# [EXERCISE INSTRUCTIONS]
Write only the number of lines in the records beneath that hold "Aquecimento".

# [Recorded data]
-- BEGIN --
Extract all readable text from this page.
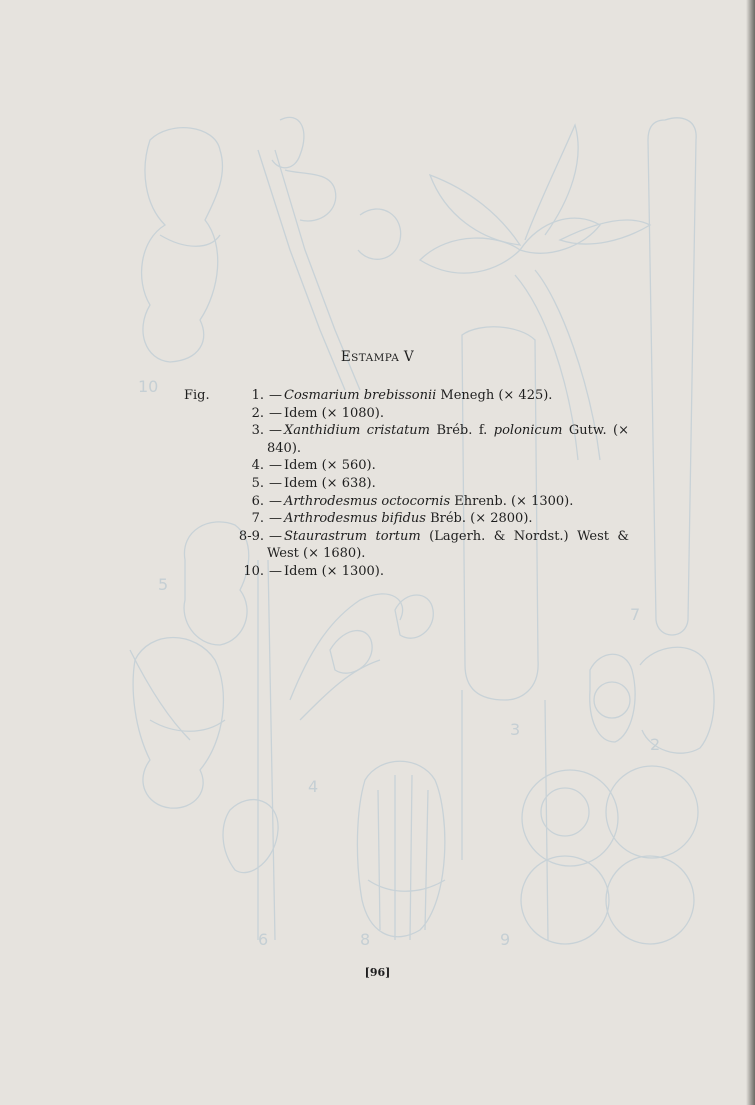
10
5
6	8	9
7
3
4
2
ESTAMPA V
Fig.	1. — Cosmarium brebissonii Menegh (× 425).
2. — Idem (× 1080).
3. — Xanthidium cristatum Bréb. f. polonicum Gutw. (× 840).
4. — Idem (× 560).
5. — Idem (× 638).
6. — Arthrodesmus octocornis Ehrenb. (× 1300).
7. — Arthrodesmus bifidus Bréb. (× 2800).
8-9. — Staurastrum tortum (Lagerh. & Nordst.) West & West (× 1680).
10. — Idem (× 1300).
[96]
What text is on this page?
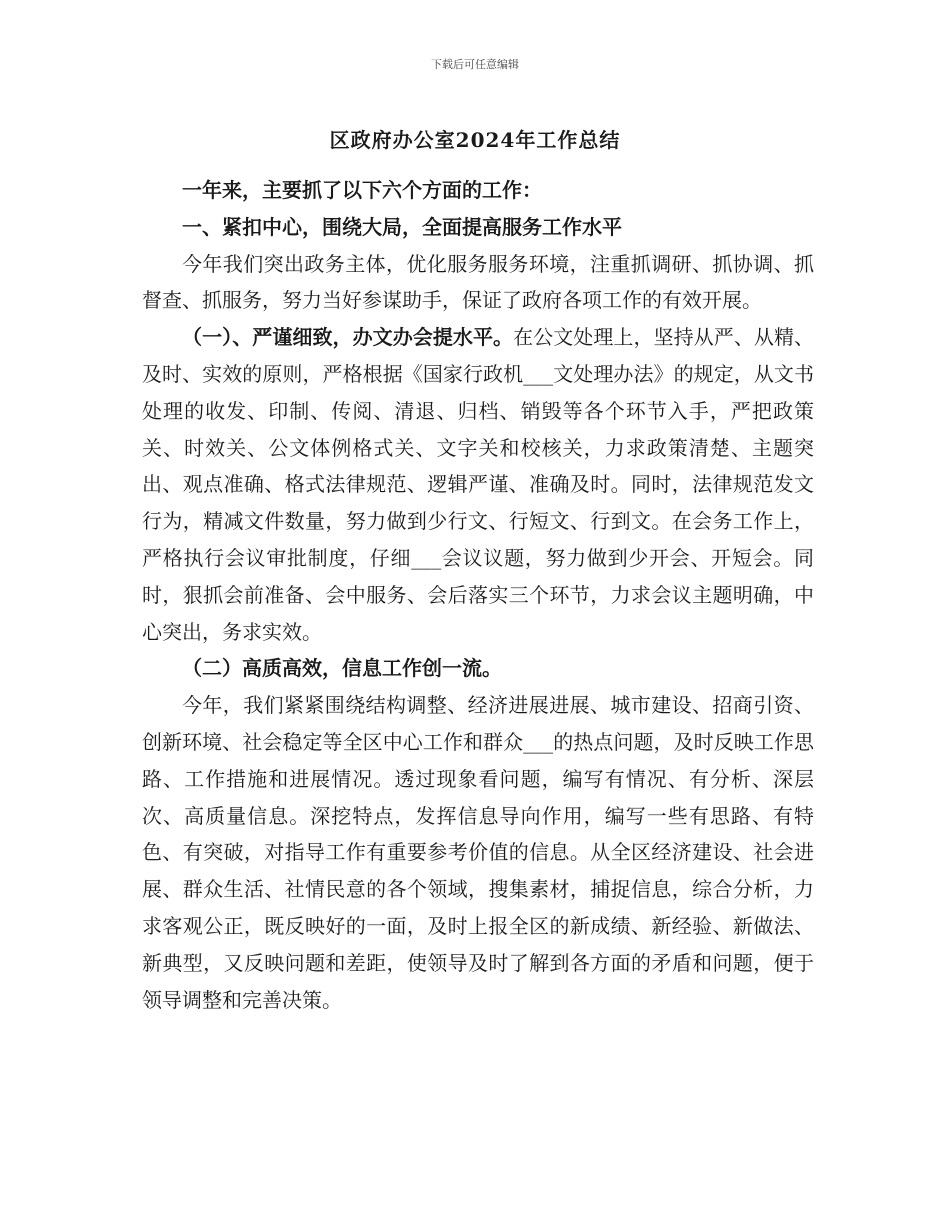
下载后可任意编辑
区政府办公室2024年工作总结
一年来，主要抓了以下六个方面的工作：
一、紧扣中心，围绕大局，全面提高服务工作水平

今年我们突出政务主体，优化服务服务环境，注重抓调研、抓协调、抓督查、抓服务，努力当好参谋助手，保证了政府各项工作的有效开展。

（一）、严谨细致，办文办会提水平。在公文处理上，坚持从严、从精、及时、实效的原则，严格根据《国家行政机___文处理办法》的规定，从文书处理的收发、印制、传阅、清退、归档、销毁等各个环节入手，严把政策关、时效关、公文体例格式关、文字关和校核关，力求政策清楚、主题突出、观点准确、格式法律规范、逻辑严谨、准确及时。同时，法律规范发文行为，精减文件数量，努力做到少行文、行短文、行到文。在会务工作上，严格执行会议审批制度，仔细___会议议题，努力做到少开会、开短会。同时，狠抓会前准备、会中服务、会后落实三个环节，力求会议主题明确，中心突出，务求实效。

（二）高质高效，信息工作创一流。

今年，我们紧紧围绕结构调整、经济进展进展、城市建设、招商引资、创新环境、社会稳定等全区中心工作和群众___的热点问题，及时反映工作思路、工作措施和进展情况。透过现象看问题，编写有情况、有分析、深层次、高质量信息。深挖特点，发挥信息导向作用，编写一些有思路、有特色、有突破，对指导工作有重要参考价值的信息。从全区经济建设、社会进展、群众生活、社情民意的各个领域，搜集素材，捕捉信息，综合分析，力求客观公正，既反映好的一面，及时上报全区的新成绩、新经验、新做法、新典型，又反映问题和差距，使领导及时了解到各方面的矛盾和问题，便于领导调整和完善决策。
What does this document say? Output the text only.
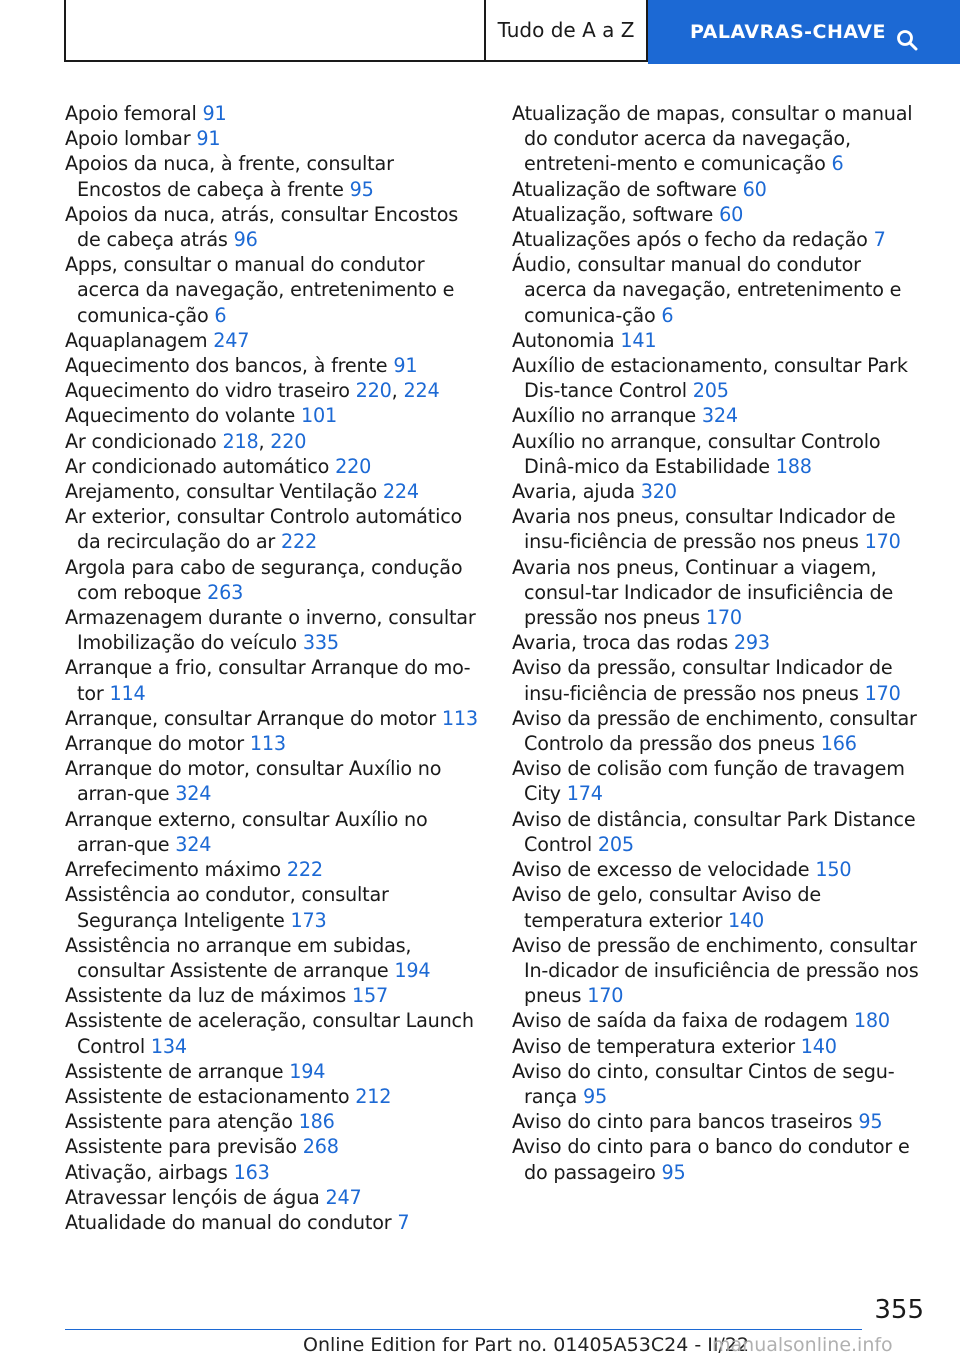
Tudo de A a Z	PALAVRAS-CHAVE
Apoio femoral 91
Apoio lombar 91
Apoios da nuca, à frente, consultar Encostos de cabeça à frente 95
Apoios da nuca, atrás, consultar Encostos de cabeça atrás 96
Apps, consultar o manual do condutor acerca da navegação, entretenimento e comunica‐ção 6
Aquaplanagem 247
Aquecimento dos bancos, à frente 91
Aquecimento do vidro traseiro 220, 224
Aquecimento do volante 101
Ar condicionado 218, 220
Ar condicionado automático 220
Arejamento, consultar Ventilação 224
Ar exterior, consultar Controlo automático da recirculação do ar 222
Argola para cabo de segurança, condução com reboque 263
Armazenagem durante o inverno, consultar Imobilização do veículo 335
Arranque a frio, consultar Arranque do mo‐tor 114
Arranque, consultar Arranque do motor 113
Arranque do motor 113
Arranque do motor, consultar Auxílio no arran‐que 324
Arranque externo, consultar Auxílio no arran‐que 324
Arrefecimento máximo 222
Assistência ao condutor, consultar Segurança Inteligente 173
Assistência no arranque em subidas, consultar Assistente de arranque 194
Assistente da luz de máximos 157
Assistente de aceleração, consultar Launch Control 134
Assistente de arranque 194
Assistente de estacionamento 212
Assistente para atenção 186
Assistente para previsão 268
Ativação, airbags 163
Atravessar lençóis de água 247
Atualidade do manual do condutor 7
Atualização de mapas, consultar o manual do condutor acerca da navegação, entreteni‐mento e comunicação 6
Atualização de software 60
Atualização, software 60
Atualizações após o fecho da redação 7
Áudio, consultar manual do condutor acerca da navegação, entretenimento e comunica‐ção 6
Autonomia 141
Auxílio de estacionamento, consultar Park Dis‐tance Control 205
Auxílio no arranque 324
Auxílio no arranque, consultar Controlo Dinâ‐mico da Estabilidade 188
Avaria, ajuda 320
Avaria nos pneus, consultar Indicador de insu‐ficiência de pressão nos pneus 170
Avaria nos pneus, Continuar a viagem, consul‐tar Indicador de insuficiência de pressão nos pneus 170
Avaria, troca das rodas 293
Aviso da pressão, consultar Indicador de insu‐ficiência de pressão nos pneus 170
Aviso da pressão de enchimento, consultar Controlo da pressão dos pneus 166
Aviso de colisão com função de travagem City 174
Aviso de distância, consultar Park Distance Control 205
Aviso de excesso de velocidade 150
Aviso de gelo, consultar Aviso de temperatura exterior 140
Aviso de pressão de enchimento, consultar In‐dicador de insuficiência de pressão nos pneus 170
Aviso de saída da faixa de rodagem 180
Aviso de temperatura exterior 140
Aviso do cinto, consultar Cintos de segu‐rança 95
Aviso do cinto para bancos traseiros 95
Aviso do cinto para o banco do condutor e do passageiro 95
355
Online Edition for Part no. 01405A53C24 - II/22
manualsonline.info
-- END --
# [ANSWER FOR THE TASK]
3